— Work instructions —
Check every line below for the string "меня", and copy the lines that contain it.

* begin *

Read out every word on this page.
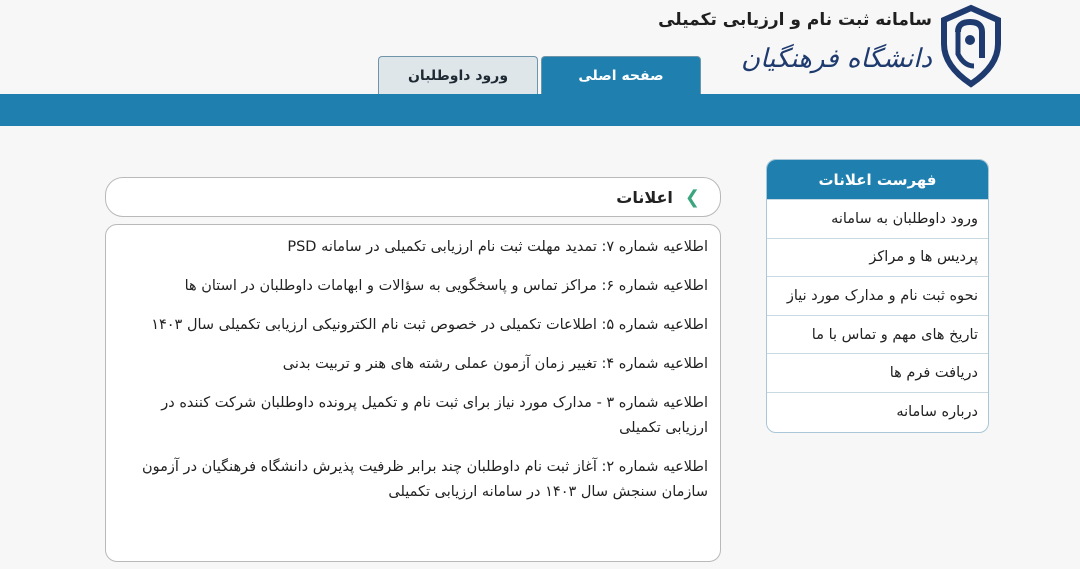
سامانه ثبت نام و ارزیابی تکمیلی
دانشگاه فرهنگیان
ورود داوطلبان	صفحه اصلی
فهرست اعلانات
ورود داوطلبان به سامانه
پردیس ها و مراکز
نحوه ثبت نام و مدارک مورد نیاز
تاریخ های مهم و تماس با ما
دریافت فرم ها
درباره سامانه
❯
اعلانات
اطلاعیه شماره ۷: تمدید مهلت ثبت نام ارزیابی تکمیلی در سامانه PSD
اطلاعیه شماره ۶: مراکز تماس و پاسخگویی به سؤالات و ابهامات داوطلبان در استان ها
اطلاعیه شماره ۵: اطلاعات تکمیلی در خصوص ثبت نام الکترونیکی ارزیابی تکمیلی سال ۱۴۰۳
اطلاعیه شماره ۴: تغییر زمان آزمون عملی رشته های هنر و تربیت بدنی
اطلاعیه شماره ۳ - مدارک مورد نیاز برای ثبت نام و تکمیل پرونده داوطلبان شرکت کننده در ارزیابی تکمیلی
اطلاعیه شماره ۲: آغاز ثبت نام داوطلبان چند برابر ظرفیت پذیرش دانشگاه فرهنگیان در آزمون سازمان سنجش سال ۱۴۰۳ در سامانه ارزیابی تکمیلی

* end *
* begin *

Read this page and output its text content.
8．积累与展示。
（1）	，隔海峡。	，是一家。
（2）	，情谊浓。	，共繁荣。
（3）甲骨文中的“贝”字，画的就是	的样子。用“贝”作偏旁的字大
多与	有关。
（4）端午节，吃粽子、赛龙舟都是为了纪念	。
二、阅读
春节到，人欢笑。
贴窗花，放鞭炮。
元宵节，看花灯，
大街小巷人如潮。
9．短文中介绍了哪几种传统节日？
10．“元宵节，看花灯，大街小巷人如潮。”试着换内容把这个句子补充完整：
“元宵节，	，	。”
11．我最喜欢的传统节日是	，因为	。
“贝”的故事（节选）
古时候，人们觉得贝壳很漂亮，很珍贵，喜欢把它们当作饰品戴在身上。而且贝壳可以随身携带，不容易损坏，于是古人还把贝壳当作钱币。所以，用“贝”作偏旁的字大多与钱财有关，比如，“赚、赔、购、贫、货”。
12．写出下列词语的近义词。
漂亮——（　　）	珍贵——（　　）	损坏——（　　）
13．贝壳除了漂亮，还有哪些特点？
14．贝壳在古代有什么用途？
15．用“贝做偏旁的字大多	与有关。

* end *
* begin *

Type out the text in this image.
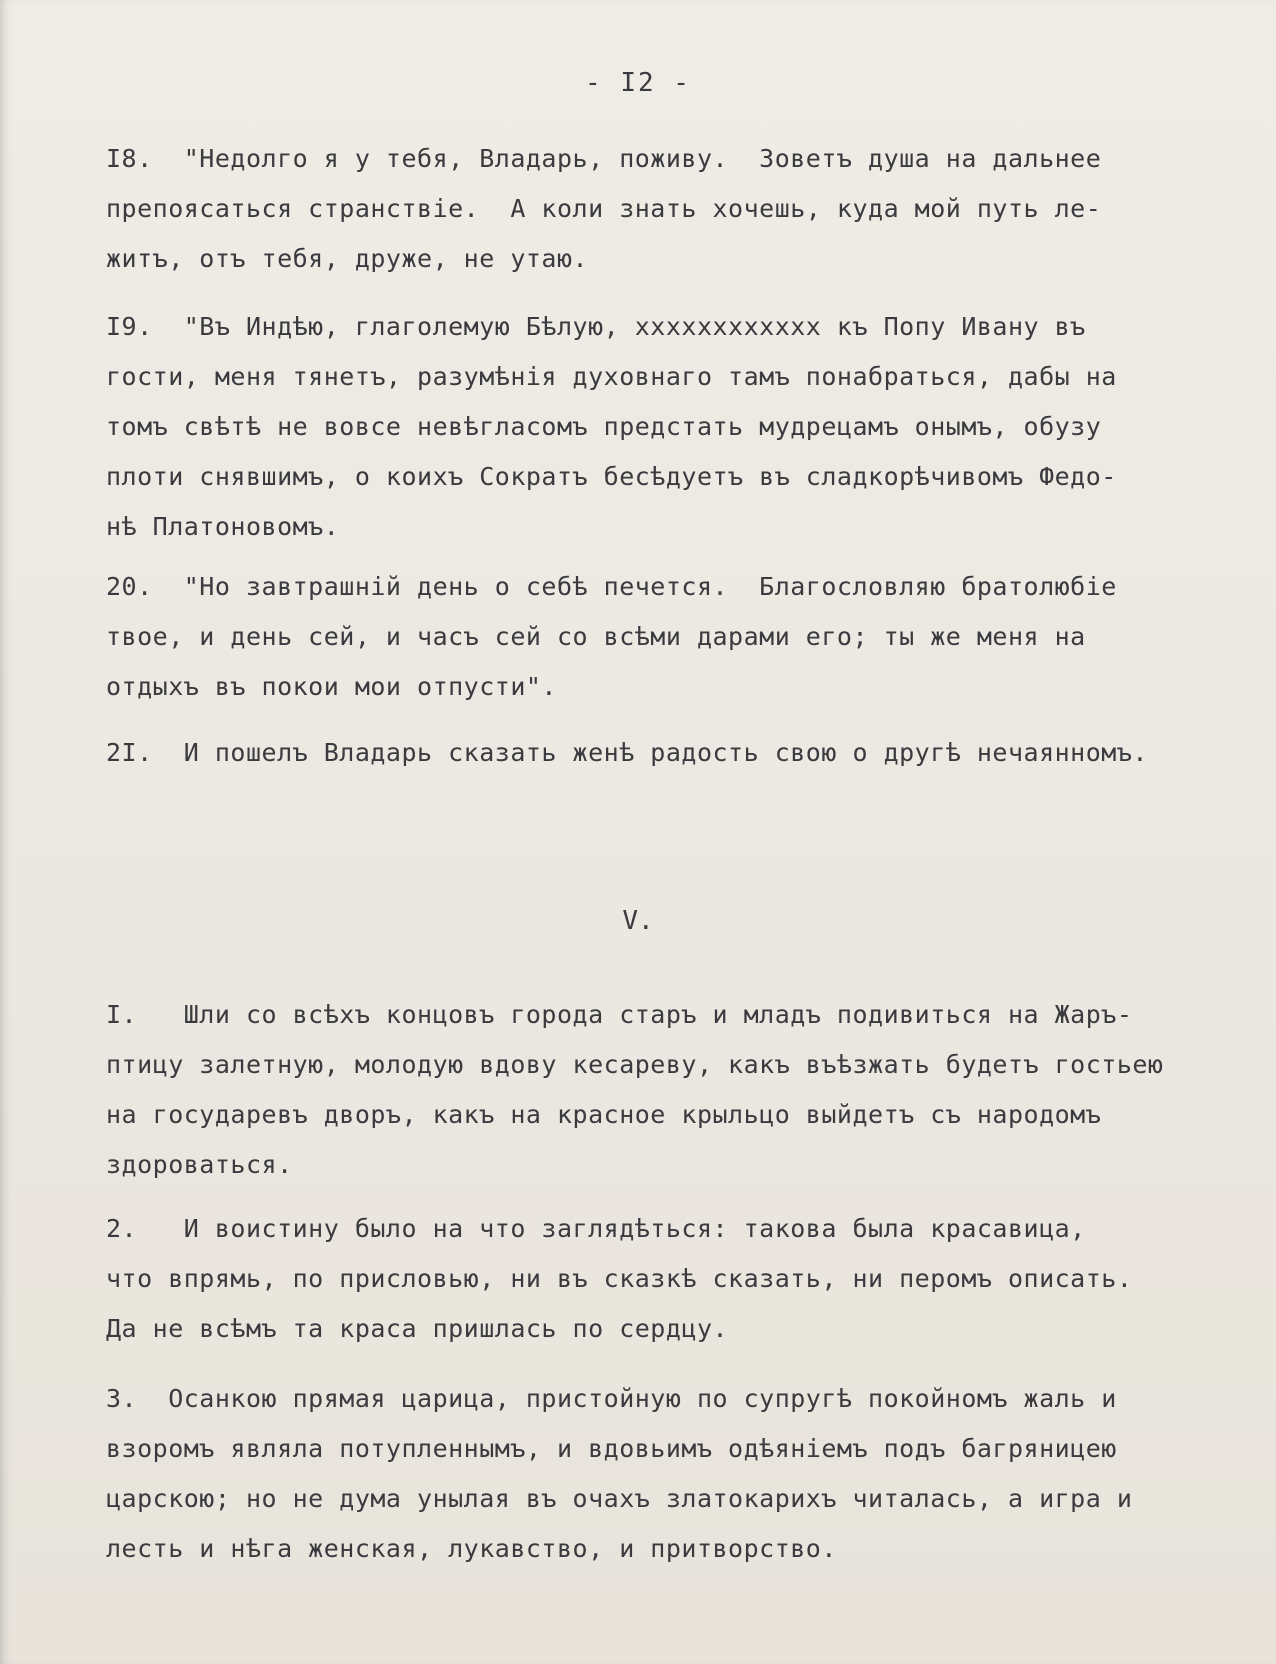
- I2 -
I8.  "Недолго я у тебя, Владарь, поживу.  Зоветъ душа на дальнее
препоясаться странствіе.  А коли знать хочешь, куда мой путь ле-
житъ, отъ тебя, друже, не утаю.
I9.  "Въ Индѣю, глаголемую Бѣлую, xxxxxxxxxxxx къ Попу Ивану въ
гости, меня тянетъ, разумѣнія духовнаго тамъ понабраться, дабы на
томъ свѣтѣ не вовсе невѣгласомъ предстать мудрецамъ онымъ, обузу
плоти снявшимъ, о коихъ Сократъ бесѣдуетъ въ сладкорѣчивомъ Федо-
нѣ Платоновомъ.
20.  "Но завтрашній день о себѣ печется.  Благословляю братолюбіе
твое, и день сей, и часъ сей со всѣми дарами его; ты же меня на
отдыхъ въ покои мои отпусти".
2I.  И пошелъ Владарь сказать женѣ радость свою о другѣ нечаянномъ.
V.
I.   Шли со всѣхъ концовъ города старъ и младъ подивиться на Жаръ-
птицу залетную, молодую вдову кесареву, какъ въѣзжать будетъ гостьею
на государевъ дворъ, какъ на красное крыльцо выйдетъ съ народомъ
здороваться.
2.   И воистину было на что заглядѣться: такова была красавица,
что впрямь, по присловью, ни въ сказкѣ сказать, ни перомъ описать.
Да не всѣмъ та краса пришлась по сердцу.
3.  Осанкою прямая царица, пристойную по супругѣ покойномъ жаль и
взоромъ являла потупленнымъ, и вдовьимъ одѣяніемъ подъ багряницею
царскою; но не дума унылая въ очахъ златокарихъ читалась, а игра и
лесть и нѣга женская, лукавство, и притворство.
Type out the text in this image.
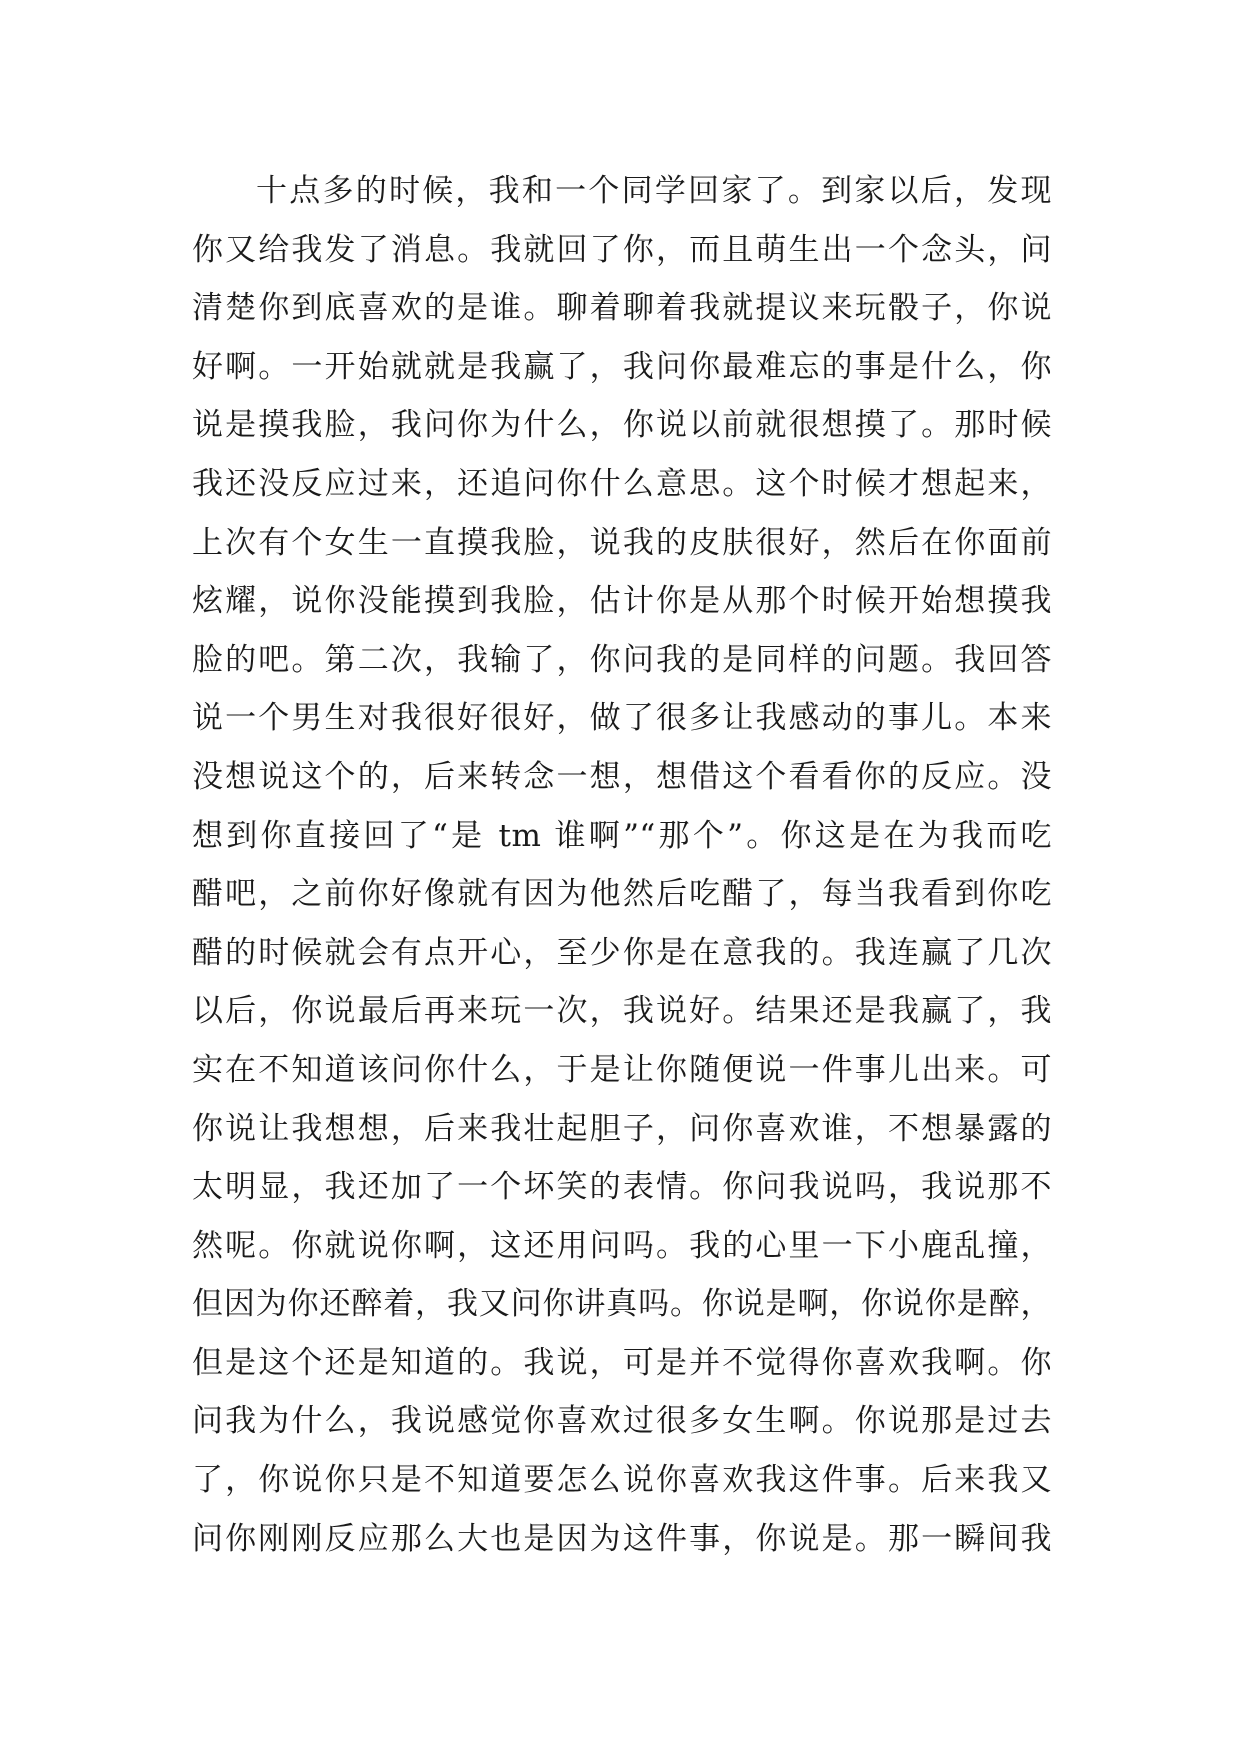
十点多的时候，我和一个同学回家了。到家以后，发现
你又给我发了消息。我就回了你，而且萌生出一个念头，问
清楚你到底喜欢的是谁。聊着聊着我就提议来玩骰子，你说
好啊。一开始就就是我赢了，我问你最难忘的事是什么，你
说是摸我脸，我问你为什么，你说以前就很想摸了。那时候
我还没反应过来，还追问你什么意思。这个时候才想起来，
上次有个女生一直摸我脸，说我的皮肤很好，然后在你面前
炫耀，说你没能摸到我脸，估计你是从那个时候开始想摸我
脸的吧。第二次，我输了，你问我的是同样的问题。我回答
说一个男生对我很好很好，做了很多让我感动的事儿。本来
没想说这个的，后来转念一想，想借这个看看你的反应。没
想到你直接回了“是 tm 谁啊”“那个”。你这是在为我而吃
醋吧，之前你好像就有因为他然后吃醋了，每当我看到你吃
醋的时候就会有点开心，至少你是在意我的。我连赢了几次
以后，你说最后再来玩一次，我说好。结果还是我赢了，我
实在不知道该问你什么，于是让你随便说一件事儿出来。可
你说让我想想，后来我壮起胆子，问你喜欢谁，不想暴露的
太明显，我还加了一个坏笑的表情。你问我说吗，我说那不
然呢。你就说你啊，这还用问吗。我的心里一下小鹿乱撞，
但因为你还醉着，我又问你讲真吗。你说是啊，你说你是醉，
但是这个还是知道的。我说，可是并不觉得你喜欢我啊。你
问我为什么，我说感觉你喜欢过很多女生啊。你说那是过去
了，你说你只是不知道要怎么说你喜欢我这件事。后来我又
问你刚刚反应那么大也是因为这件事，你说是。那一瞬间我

* end *

— Answer to this task —
гости, меня тянетъ, разумѣнія духовнаго тамъ понабраться, дабы на
твое, и день сей, и часъ сей со всѣми дарами его; ты же меня на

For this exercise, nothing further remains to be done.